• JWT: Zendesk uses signed JSON Web Tokens (JWTs) to authenticate end users for messaging. These tokens contain details that verify the identity of the end users. For more information about JWT, see jwt.io.
• Signing key: A signing key is created by a Zendesk admin in Admin Center and shared with a developer on your team, who then uses it to sign the JWT as necessary.
• External ID: An alphanumeric string, such as a user name or ID from an external system, that is unique to each user. This is the primary identification for messaging authentication, even when an email address is included in the JWT.
• User name: (Optional) The name of the end user associated with the external ID or email address. If you include the user's name in the JWT, it appears in the Agent Workspace. This information can help agents communicate with end users.
• Email: (Optional) The unique email address associated with an end user.

1. The process of messaging authentication begins with an admin generating a signing key and providing it to a developer. Then the developer uses the signing key to implement a back-end service that can create signed JWTs for users as requested.
2. When requested, the back-end service creates and returns signed JWTs to your website or mobile app. The JWTs created by this service must include a unique external ID and, optionally, an email address to identify the end user.
3. Any time the user is logged in, your website or app needs to call an equivalent login API available for web widget and mobile SDKs, at which time the JWT is passed to Zendesk to verify the claimed identity of the user.

• Zendesk Agent Workspace is activated.
• You're using the web widget or mobile SDK channels for messaging.

• You associate email identities with end users.

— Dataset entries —
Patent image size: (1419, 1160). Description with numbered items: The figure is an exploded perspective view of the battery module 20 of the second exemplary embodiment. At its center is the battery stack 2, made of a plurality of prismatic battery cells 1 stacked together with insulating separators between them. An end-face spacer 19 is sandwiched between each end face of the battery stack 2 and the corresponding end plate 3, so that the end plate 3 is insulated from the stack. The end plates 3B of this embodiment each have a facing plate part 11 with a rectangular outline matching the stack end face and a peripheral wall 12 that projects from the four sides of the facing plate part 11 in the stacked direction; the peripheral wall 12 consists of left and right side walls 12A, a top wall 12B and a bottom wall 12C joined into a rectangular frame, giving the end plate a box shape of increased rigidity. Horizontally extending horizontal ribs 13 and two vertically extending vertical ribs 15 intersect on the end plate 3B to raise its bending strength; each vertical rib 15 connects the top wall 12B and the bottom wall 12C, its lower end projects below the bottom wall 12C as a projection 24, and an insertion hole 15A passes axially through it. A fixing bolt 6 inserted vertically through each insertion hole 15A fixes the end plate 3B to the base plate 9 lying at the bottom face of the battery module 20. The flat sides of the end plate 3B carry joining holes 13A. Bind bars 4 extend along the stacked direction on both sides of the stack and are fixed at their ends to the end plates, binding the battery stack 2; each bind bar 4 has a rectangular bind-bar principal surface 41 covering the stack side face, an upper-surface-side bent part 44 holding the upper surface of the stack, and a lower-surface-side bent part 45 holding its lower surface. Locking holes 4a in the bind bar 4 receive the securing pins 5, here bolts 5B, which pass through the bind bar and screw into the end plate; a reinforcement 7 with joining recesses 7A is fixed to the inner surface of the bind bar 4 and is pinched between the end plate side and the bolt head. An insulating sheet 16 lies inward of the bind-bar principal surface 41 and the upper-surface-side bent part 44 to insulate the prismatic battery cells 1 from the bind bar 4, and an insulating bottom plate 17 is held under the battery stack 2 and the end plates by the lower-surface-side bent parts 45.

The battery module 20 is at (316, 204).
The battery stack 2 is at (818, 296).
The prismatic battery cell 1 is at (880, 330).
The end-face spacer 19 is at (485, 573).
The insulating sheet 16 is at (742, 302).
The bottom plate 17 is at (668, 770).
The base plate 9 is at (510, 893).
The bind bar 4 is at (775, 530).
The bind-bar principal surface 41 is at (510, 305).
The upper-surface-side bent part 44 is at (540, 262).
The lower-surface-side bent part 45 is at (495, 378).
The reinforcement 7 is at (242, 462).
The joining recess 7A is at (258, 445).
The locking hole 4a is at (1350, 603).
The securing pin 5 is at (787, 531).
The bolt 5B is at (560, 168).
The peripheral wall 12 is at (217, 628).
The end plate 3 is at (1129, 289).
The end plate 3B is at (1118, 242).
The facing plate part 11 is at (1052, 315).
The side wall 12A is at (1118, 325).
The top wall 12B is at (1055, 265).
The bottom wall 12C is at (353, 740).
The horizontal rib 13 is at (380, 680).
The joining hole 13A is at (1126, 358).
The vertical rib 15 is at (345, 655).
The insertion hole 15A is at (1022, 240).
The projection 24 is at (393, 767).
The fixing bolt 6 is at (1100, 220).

— Tasks for this exercise —
a - Retype the messaging authentication page from "2. When requested, the" up to and including "the end user.".
b - According to the messaging authentication page, what is the primary identification for messaging authentication, even when the JWT includes an email address?

— Solutions for each task —
a -
2. When requested, the back-end service creates and returns signed JWTs to your website or mobile app. The JWTs created by this service must include a unique external ID and, optionally, an email address to identify the end user.

b - The external ID.